### Records
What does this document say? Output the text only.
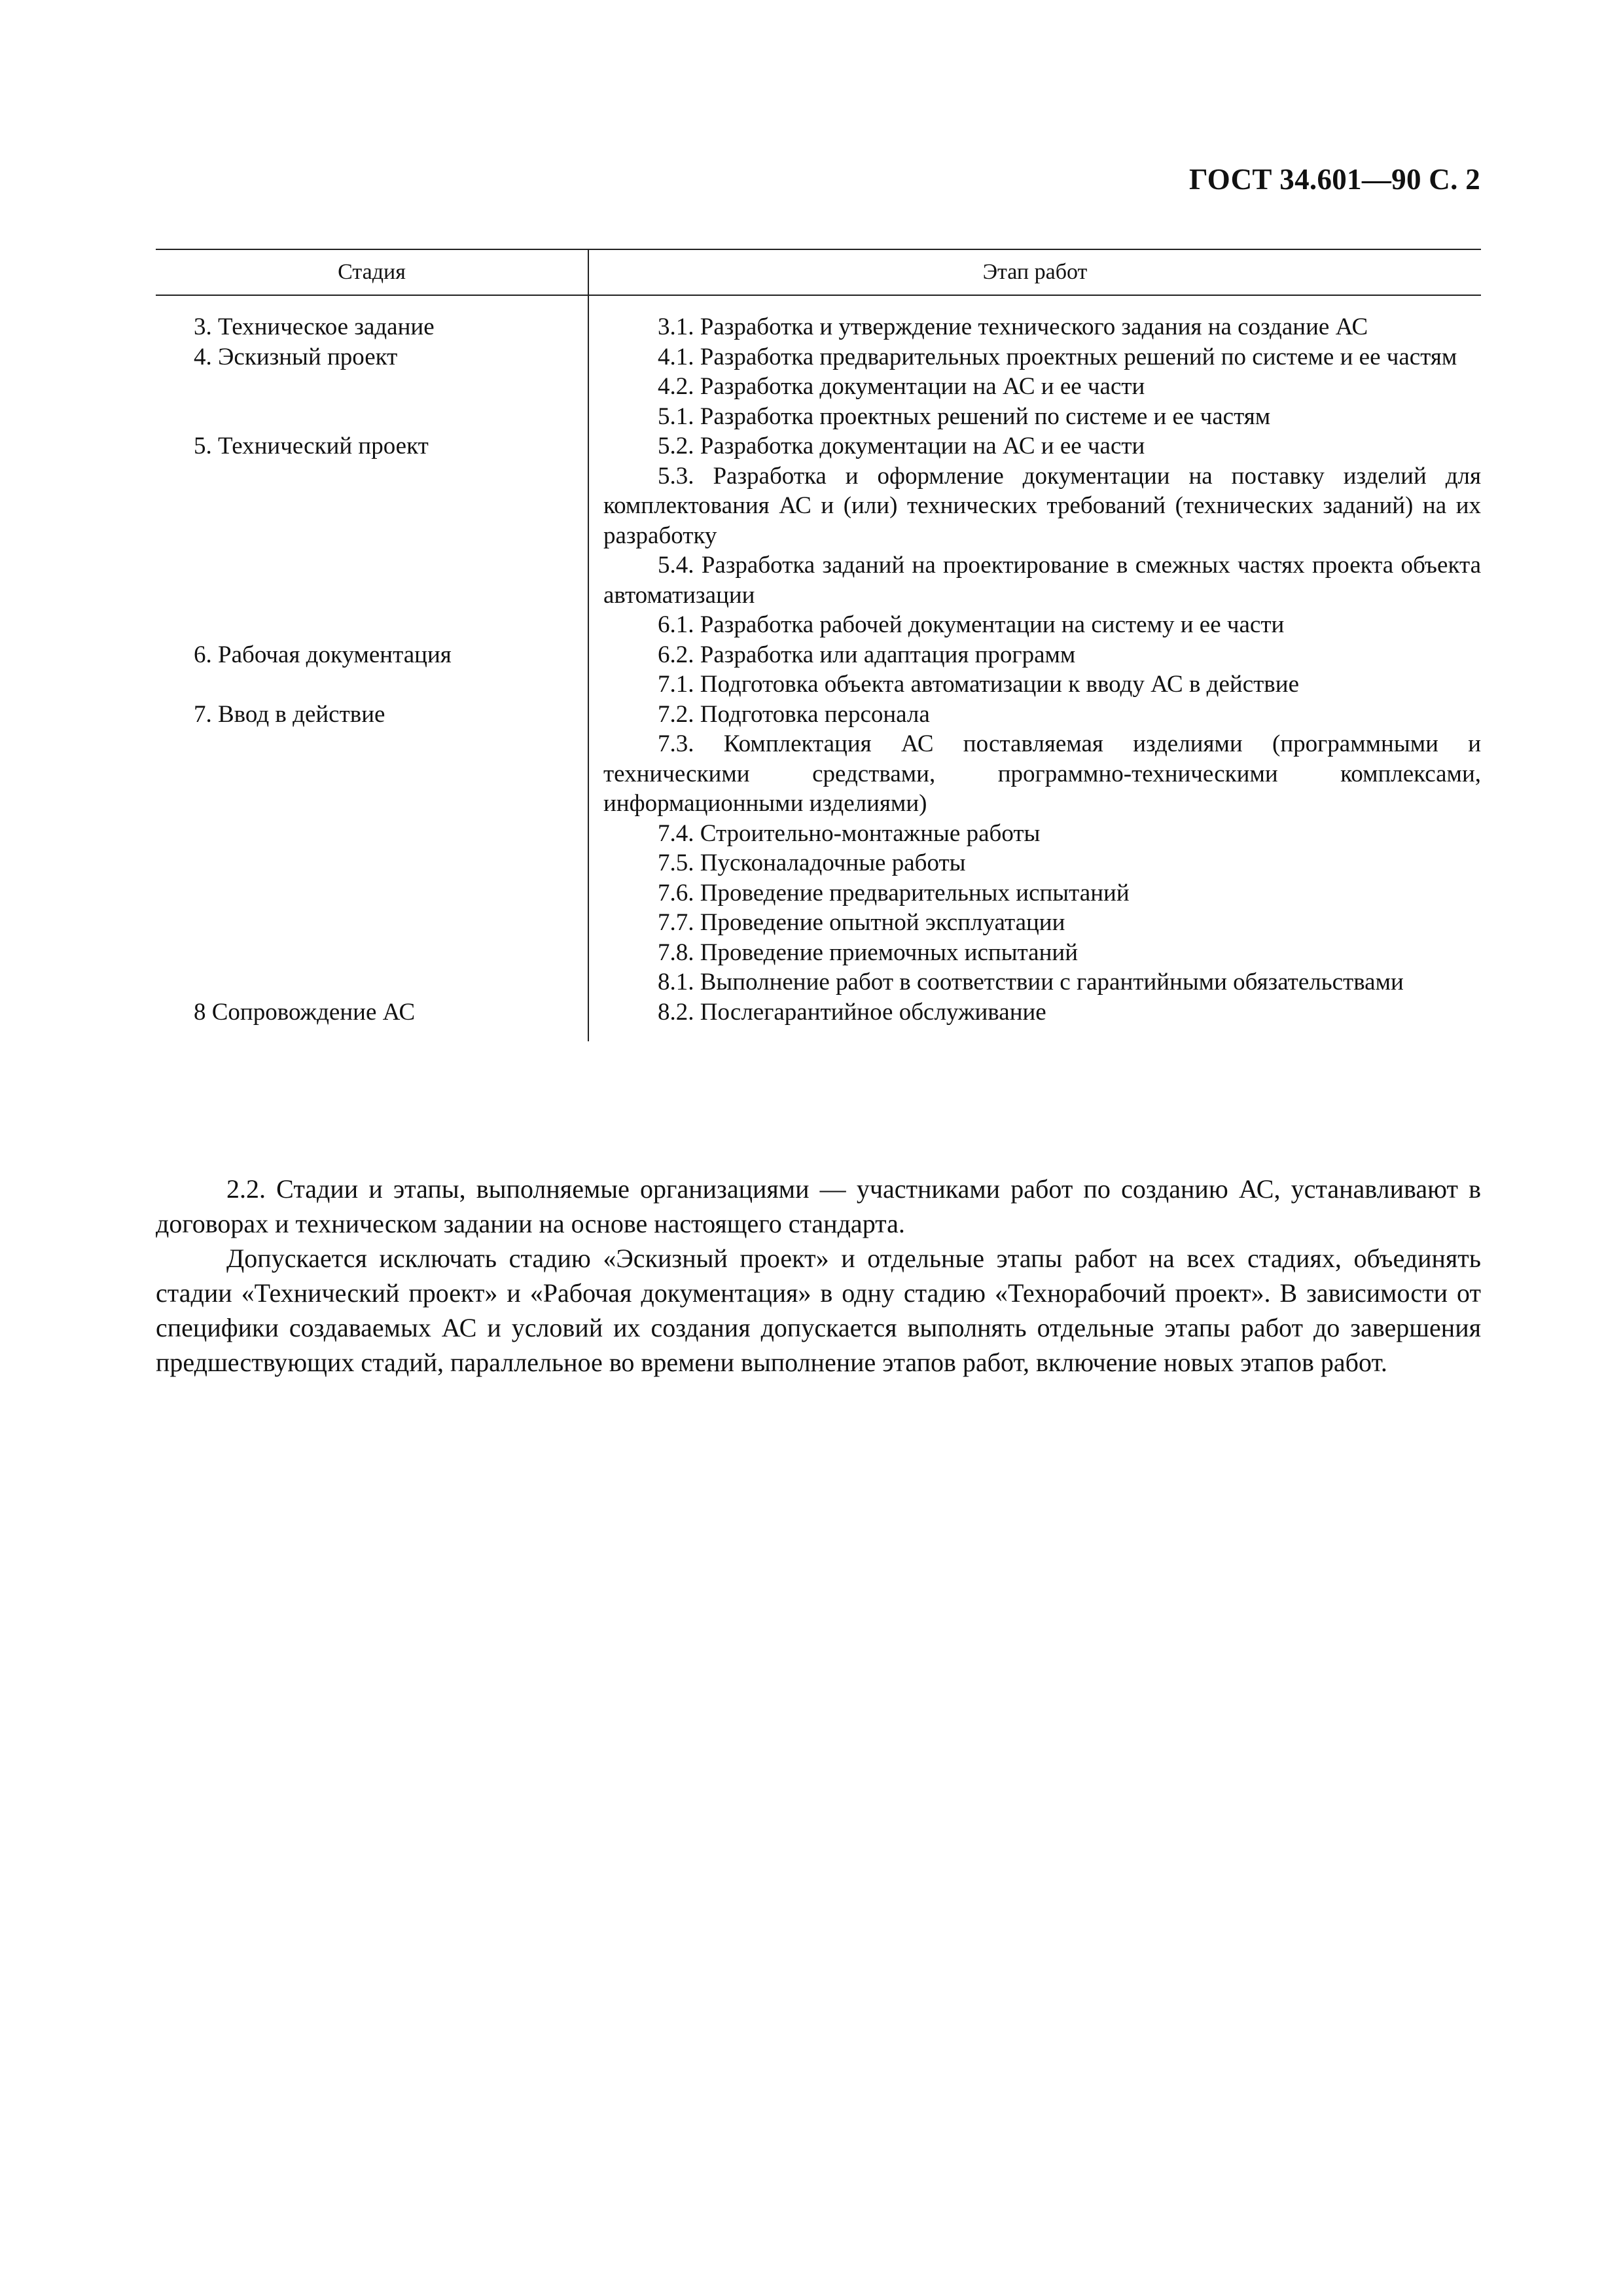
ГОСТ 34.601—90 С. 2
Стадия	Этап работ
3. Техническое задание
4. Эскизный проект
5. Технический проект
6. Рабочая документация
7. Ввод в действие
8 Сопровождение АС
3.1. Разработка и утверждение технического задания на создание АС
4.1. Разработка предварительных проектных решений по системе и ее частям
4.2. Разработка документации на АС и ее части
5.1. Разработка проектных решений по системе и ее частям
5.2. Разработка документации на АС и ее части
5.3. Разработка и оформление документации на поставку изделий для комплектования АС и (или) технических требований (технических заданий) на их разработку
5.4. Разработка заданий на проектирование в смежных частях проекта объекта автоматизации
6.1. Разработка рабочей документации на систему и ее части
6.2. Разработка или адаптация программ
7.1. Подготовка объекта автоматизации к вводу АС в действие
7.2. Подготовка персонала
7.3. Комплектация АС поставляемая изделиями (программными и техническими средствами, программно-техническими комплексами, информационными изделиями)
7.4. Строительно-монтажные работы
7.5. Пусконаладочные работы
7.6. Проведение предварительных испытаний
7.7. Проведение опытной эксплуатации
7.8. Проведение приемочных испытаний
8.1. Выполнение работ в соответствии с гарантийными обязательствами
8.2. Послегарантийное обслуживание

2.2. Стадии и этапы, выполняемые организациями — участниками работ по созданию АС, устанавливают в договорах и техническом задании на основе настоящего стандарта.

Допускается исключать стадию «Эскизный проект» и отдельные этапы работ на всех стадиях, объединять стадии «Технический проект» и «Рабочая документация» в одну стадию «Технорабочий проект». В зависимости от специфики создаваемых АС и условий их создания допускается выполнять отдельные этапы работ до завершения предшествующих стадий, параллельное во времени выполнение этапов работ, включение новых этапов работ.
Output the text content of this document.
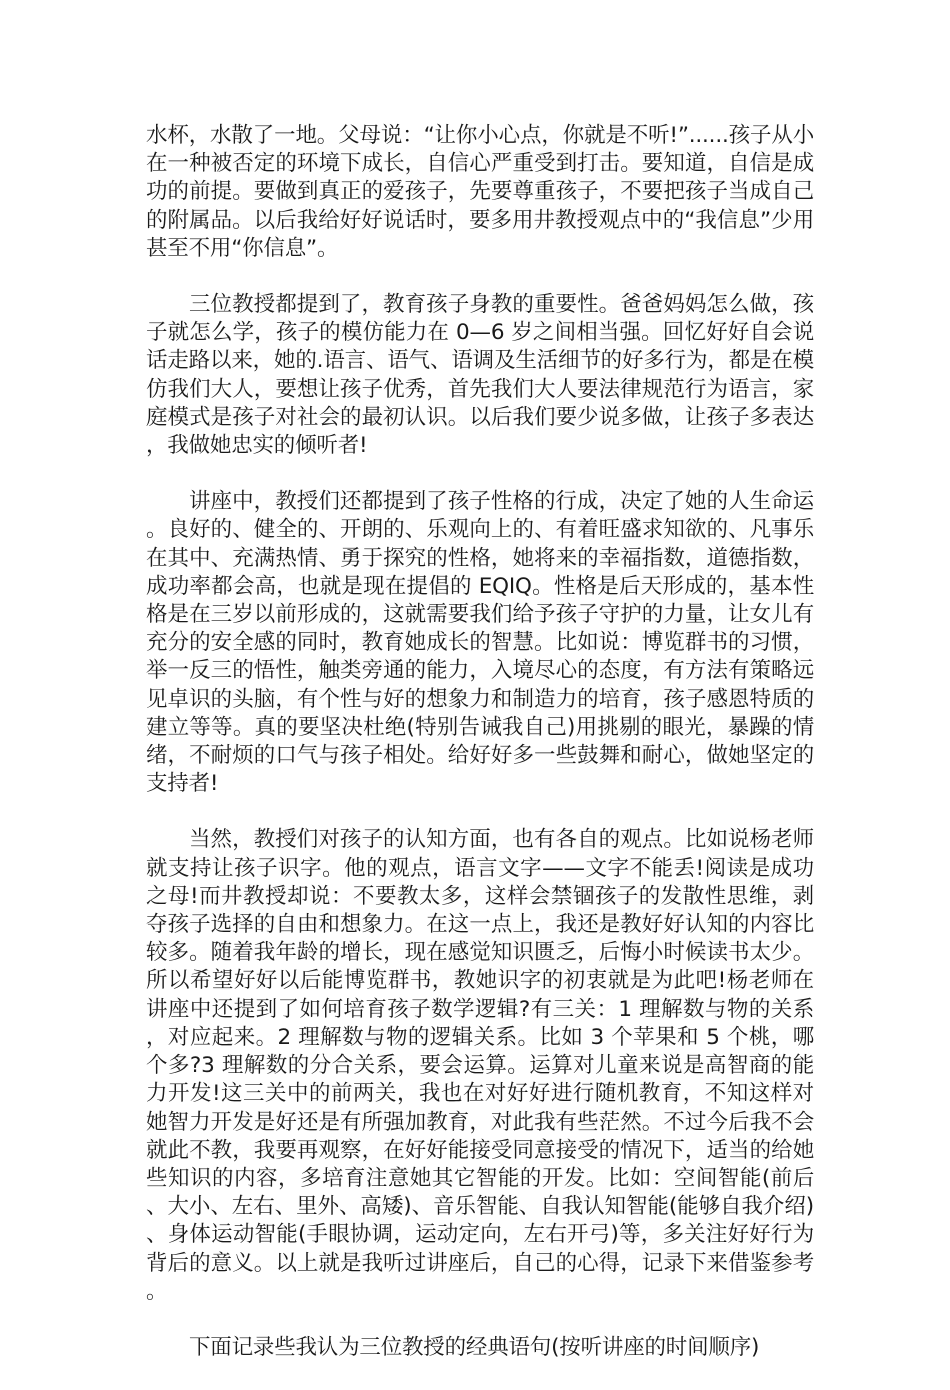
水杯，水散了一地。父母说：“让你小心点，你就是不听!”......孩子从小在一种被否定的环境下成长，自信心严重受到打击。要知道，自信是成功的前提。要做到真正的爱孩子，先要尊重孩子，不要把孩子当成自己的附属品。以后我给好好说话时，要多用井教授观点中的“我信息”少用甚至不用“你信息”。

三位教授都提到了，教育孩子身教的重要性。爸爸妈妈怎么做，孩子就怎么学，孩子的模仿能力在 0—6 岁之间相当强。回忆好好自会说话走路以来，她的.语言、语气、语调及生活细节的好多行为，都是在模仿我们大人，要想让孩子优秀，首先我们大人要法律规范行为语言，家庭模式是孩子对社会的最初认识。以后我们要少说多做，让孩子多表达，我做她忠实的倾听者!

讲座中，教授们还都提到了孩子性格的行成，决定了她的人生命运。良好的、健全的、开朗的、乐观向上的、有着旺盛求知欲的、凡事乐在其中、充满热情、勇于探究的性格，她将来的幸福指数，道德指数，成功率都会高，也就是现在提倡的 EQIQ。性格是后天形成的，基本性格是在三岁以前形成的，这就需要我们给予孩子守护的力量，让女儿有充分的安全感的同时，教育她成长的智慧。比如说：博览群书的习惯，举一反三的悟性，触类旁通的能力，入境尽心的态度，有方法有策略远见卓识的头脑，有个性与好的想象力和制造力的培育，孩子感恩特质的建立等等。真的要坚决杜绝(特别告诫我自己)用挑剔的眼光，暴躁的情绪，不耐烦的口气与孩子相处。给好好多一些鼓舞和耐心，做她坚定的支持者!

当然，教授们对孩子的认知方面，也有各自的观点。比如说杨老师就支持让孩子识字。他的观点，语言文字——文字不能丢!阅读是成功之母!而井教授却说：不要教太多，这样会禁锢孩子的发散性思维，剥夺孩子选择的自由和想象力。在这一点上，我还是教好好认知的内容比较多。随着我年龄的增长，现在感觉知识匮乏，后悔小时候读书太少。所以希望好好以后能博览群书，教她识字的初衷就是为此吧!杨老师在讲座中还提到了如何培育孩子数学逻辑?有三关：1 理解数与物的关系，对应起来。2 理解数与物的逻辑关系。比如 3 个苹果和 5 个桃，哪个多?3 理解数的分合关系，要会运算。运算对儿童来说是高智商的能力开发!这三关中的前两关，我也在对好好进行随机教育，不知这样对她智力开发是好还是有所强加教育，对此我有些茫然。不过今后我不会就此不教，我要再观察，在好好能接受同意接受的情况下，适当的给她些知识的内容，多培育注意她其它智能的开发。比如：空间智能(前后、大小、左右、里外、高矮)、音乐智能、自我认知智能(能够自我介绍)、身体运动智能(手眼协调，运动定向，左右开弓)等，多关注好好行为背后的意义。以上就是我听过讲座后，自己的心得，记录下来借鉴参考。

下面记录些我认为三位教授的经典语句(按听讲座的时间顺序)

### Exercise objective
Find the word "действие" and list each line it appears in.

### Reply to the task
7. Ввод в действие
7.1. Подготовка объекта автоматизации к вводу АС в действие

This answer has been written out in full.